Task instructions » Arrange everything from the beginning of the entries down through the line containing "terminal-line: qemu-system-aarch64-8.2.1-2-x86_64 0.0" as a Markdown table with the columns Row and Line, giving each line its row number and omitting blank lines.
□ □ □
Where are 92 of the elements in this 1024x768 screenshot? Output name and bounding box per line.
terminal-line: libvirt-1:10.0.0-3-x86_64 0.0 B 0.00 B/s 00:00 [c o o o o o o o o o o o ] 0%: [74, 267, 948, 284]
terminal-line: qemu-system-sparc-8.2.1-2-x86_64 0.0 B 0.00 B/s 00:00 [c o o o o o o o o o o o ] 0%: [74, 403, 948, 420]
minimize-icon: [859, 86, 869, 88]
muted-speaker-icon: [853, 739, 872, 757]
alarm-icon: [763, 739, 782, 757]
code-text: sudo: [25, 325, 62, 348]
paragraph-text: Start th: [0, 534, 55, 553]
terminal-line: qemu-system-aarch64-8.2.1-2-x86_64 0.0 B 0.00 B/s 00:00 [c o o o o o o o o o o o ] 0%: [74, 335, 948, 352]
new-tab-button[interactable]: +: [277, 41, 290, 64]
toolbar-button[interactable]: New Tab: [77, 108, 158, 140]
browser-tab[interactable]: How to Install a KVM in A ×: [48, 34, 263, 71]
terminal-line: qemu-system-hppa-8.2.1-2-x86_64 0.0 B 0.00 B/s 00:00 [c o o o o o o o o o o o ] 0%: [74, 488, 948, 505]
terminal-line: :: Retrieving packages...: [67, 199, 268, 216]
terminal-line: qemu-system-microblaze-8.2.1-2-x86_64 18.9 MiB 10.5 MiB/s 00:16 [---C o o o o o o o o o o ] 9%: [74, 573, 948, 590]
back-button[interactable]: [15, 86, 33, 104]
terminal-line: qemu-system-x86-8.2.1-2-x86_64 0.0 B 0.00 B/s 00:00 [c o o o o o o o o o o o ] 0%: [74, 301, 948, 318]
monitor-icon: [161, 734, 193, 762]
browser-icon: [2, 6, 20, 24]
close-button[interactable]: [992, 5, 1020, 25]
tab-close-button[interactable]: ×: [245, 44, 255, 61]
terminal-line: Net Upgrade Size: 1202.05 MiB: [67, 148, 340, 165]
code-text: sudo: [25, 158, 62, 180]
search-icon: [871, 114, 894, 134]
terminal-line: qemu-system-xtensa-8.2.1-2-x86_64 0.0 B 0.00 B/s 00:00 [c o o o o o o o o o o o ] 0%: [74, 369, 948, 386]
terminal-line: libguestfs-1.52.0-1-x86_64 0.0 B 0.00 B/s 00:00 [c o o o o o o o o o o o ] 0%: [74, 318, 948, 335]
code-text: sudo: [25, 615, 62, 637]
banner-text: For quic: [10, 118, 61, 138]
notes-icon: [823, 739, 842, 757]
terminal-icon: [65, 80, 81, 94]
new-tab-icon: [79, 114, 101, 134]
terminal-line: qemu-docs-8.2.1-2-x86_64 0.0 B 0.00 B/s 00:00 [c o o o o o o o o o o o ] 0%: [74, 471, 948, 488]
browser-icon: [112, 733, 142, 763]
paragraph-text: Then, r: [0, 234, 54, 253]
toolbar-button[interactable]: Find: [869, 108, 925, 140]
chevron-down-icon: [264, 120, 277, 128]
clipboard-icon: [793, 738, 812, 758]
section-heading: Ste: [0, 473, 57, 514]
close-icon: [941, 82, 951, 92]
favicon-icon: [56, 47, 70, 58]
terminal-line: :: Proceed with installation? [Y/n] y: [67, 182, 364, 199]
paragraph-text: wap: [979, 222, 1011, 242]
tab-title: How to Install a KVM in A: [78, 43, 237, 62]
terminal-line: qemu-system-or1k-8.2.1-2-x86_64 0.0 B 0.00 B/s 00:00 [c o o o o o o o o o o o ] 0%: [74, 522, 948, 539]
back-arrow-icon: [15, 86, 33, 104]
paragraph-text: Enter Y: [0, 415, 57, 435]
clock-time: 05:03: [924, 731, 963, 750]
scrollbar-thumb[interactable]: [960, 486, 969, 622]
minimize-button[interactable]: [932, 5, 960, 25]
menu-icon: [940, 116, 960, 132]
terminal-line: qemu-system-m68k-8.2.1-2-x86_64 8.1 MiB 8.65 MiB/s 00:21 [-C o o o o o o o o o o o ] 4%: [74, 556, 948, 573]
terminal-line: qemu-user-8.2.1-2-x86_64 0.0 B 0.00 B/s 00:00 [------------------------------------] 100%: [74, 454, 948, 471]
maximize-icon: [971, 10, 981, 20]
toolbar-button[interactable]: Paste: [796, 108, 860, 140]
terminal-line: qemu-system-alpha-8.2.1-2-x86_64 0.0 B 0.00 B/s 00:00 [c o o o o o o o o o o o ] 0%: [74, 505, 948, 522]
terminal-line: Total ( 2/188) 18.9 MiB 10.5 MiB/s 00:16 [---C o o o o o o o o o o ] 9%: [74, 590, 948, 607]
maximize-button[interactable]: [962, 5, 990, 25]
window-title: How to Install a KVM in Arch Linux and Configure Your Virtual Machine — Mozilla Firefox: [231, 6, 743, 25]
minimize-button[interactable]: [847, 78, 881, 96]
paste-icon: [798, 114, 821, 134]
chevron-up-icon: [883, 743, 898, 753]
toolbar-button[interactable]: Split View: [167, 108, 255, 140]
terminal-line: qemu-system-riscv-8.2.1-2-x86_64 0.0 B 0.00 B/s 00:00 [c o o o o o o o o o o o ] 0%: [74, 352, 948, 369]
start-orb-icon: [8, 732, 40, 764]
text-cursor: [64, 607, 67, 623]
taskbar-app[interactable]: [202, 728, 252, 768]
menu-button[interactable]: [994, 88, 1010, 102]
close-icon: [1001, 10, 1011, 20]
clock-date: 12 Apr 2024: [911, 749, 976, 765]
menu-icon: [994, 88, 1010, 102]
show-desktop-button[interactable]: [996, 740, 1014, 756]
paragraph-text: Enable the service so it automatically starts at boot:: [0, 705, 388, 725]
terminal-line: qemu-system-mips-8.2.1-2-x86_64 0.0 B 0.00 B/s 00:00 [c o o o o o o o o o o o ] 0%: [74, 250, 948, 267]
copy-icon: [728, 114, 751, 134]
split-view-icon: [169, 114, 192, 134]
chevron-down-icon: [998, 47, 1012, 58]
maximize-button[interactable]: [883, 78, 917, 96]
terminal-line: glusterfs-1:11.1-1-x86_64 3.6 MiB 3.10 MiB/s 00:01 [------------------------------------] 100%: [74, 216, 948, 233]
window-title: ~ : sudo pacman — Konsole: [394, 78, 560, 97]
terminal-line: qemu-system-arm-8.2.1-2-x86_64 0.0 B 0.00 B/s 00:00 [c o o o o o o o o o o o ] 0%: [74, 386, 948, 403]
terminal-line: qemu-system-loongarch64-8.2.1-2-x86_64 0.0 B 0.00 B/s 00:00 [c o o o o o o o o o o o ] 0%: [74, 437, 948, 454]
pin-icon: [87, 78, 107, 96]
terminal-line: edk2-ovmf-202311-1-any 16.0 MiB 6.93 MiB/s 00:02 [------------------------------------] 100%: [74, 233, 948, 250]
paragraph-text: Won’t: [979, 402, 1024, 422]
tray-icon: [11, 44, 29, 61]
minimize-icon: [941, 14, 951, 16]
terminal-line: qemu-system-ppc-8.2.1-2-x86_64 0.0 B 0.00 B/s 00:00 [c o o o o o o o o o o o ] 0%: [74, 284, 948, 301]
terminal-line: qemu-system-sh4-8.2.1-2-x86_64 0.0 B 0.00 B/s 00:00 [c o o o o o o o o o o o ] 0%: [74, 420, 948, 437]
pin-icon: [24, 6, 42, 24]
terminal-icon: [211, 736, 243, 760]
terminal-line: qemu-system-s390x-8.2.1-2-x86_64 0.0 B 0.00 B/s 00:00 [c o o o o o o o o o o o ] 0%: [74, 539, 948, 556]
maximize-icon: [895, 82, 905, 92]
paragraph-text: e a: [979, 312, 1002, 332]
□ □ □
Problem solution »
| Row | Line |
|---|---|
| 1 | Where are 92 of the elements in this 1024x768 screenshot? Output name and bounding box per line. |
| 2 | terminal-line: libvirt-1:10.0.0-3-x86_64 0.0 B 0.00 B/s 00:00 [c o o o o o o o o o o o ] 0%: [74, 267, 948, 284] |
| 3 | terminal-line: qemu-system-sparc-8.2.1-2-x86_64 0.0 B 0.00 B/s 00:00 [c o o o o o o o o o o o ] 0%: [74, 403, 948, 420] |
| 4 | minimize-icon: [859, 86, 869, 88] |
| 5 | muted-speaker-icon: [853, 739, 872, 757] |
| 6 | alarm-icon: [763, 739, 782, 757] |
| 7 | code-text: sudo: [25, 325, 62, 348] |
| 8 | paragraph-text: Start th: [0, 534, 55, 553] |
| 9 | terminal-line: qemu-system-aarch64-8.2.1-2-x86_64 0.0 B 0.00 B/s 00:00 [c o o o o o o o o o o o ] 0%: [74, 335, 948, 352] |